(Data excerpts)
[BEGIN]

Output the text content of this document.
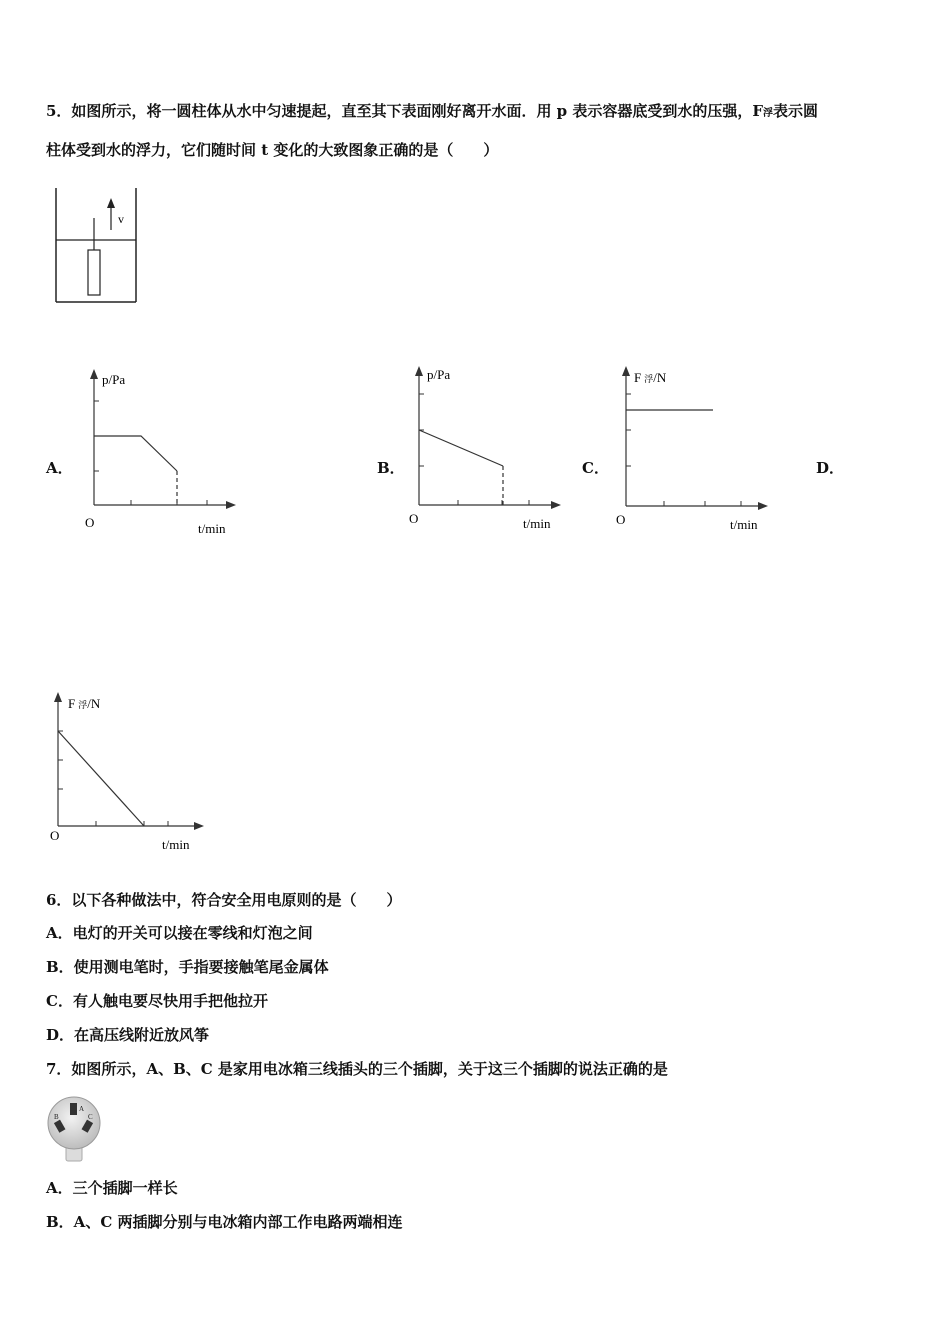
5．如图所示，将一圆柱体从水中匀速提起，直至其下表面刚好离开水面．用 p 表示容器底受到水的压强，F浮表示圆
柱体受到水的浮力，它们随时间 t 变化的大致图象正确的是（　　）
v
A．
p/Pa
O	t/min
B．
p/Pa
O	t/min
C．
F 浮/N
O	t/min
D．
F 浮/N
O
t/min
6．以下各种做法中，符合安全用电原则的是（　　）
A．电灯的开关可以接在零线和灯泡之间
B．使用测电笔时，手指要接触笔尾金属体
C．有人触电要尽快用手把他拉开
D．在高压线附近放风筝
7．如图所示，A、B、C 是家用电冰箱三线插头的三个插脚，关于这三个插脚的说法正确的是
A
B	C
A．三个插脚一样长
B．A、C 两插脚分别与电冰箱内部工作电路两端相连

[END]

• _Exercise instructions_
All of the lines above should be printed exactly, minus the pictures.

• _Written solution_
Output the text content of this document.
5．如图所示，将一圆柱体从水中匀速提起，直至其下表面刚好离开水面．用 p 表示容器底受到水的压强，F浮表示圆
柱体受到水的浮力，它们随时间 t 变化的大致图象正确的是（　　）
v
A．
p/Pa
O	t/min
B．
p/Pa
O	t/min
C．
F 浮/N
O	t/min
D．
F 浮/N
O
t/min
6．以下各种做法中，符合安全用电原则的是（　　）
A．电灯的开关可以接在零线和灯泡之间
B．使用测电笔时，手指要接触笔尾金属体
C．有人触电要尽快用手把他拉开
D．在高压线附近放风筝
7．如图所示，A、B、C 是家用电冰箱三线插头的三个插脚，关于这三个插脚的说法正确的是
A
B	C
A．三个插脚一样长
B．A、C 两插脚分别与电冰箱内部工作电路两端相连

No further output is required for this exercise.